- TASK TO COMPLETE
Render the following material again verbatim, leaving nothing out.

- SOURCE DATA
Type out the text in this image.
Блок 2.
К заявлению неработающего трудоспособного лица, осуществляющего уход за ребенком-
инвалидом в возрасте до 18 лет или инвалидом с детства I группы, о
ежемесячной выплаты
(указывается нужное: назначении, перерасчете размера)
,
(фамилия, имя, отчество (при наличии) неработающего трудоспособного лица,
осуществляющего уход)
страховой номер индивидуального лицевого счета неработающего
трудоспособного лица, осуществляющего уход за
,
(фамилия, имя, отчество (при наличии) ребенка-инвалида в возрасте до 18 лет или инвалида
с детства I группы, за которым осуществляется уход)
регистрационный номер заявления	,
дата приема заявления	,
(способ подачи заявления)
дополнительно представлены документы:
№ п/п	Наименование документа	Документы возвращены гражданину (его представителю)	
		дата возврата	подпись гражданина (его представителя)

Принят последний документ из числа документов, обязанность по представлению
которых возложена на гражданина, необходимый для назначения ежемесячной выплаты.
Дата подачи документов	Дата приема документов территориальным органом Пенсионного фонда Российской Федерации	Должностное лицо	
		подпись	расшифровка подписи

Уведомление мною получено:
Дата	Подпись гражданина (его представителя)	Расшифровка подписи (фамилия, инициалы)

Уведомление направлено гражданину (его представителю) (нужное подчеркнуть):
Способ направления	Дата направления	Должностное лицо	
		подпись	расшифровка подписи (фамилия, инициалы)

- FULL ANSWER
Type out the text in this image.
Блок 2.
К заявлению неработающего трудоспособного лица, осуществляющего уход за ребенком-
инвалидом в возрасте до 18 лет или инвалидом с детства I группы, о
ежемесячной выплаты
(указывается нужное: назначении, перерасчете размера)
,
(фамилия, имя, отчество (при наличии) неработающего трудоспособного лица,
осуществляющего уход)
страховой номер индивидуального лицевого счета неработающего
трудоспособного лица, осуществляющего уход за
,
(фамилия, имя, отчество (при наличии) ребенка-инвалида в возрасте до 18 лет или инвалида
с детства I группы, за которым осуществляется уход)
регистрационный номер заявления	,
дата приема заявления	,
(способ подачи заявления)
дополнительно представлены документы:
№ п/п	Наименование документа	Документы возвращены гражданину (его представителю)	
		дата возврата	подпись гражданина (его представителя)

Принят последний документ из числа документов, обязанность по представлению
которых возложена на гражданина, необходимый для назначения ежемесячной выплаты.
Дата подачи документов	Дата приема документов территориальным органом Пенсионного фонда Российской Федерации	Должностное лицо	
		подпись	расшифровка подписи

Уведомление мною получено:
Дата	Подпись гражданина (его представителя)	Расшифровка подписи (фамилия, инициалы)

Уведомление направлено гражданину (его представителю) (нужное подчеркнуть):
Способ направления	Дата направления	Должностное лицо	
		подпись	расшифровка подписи (фамилия, инициалы)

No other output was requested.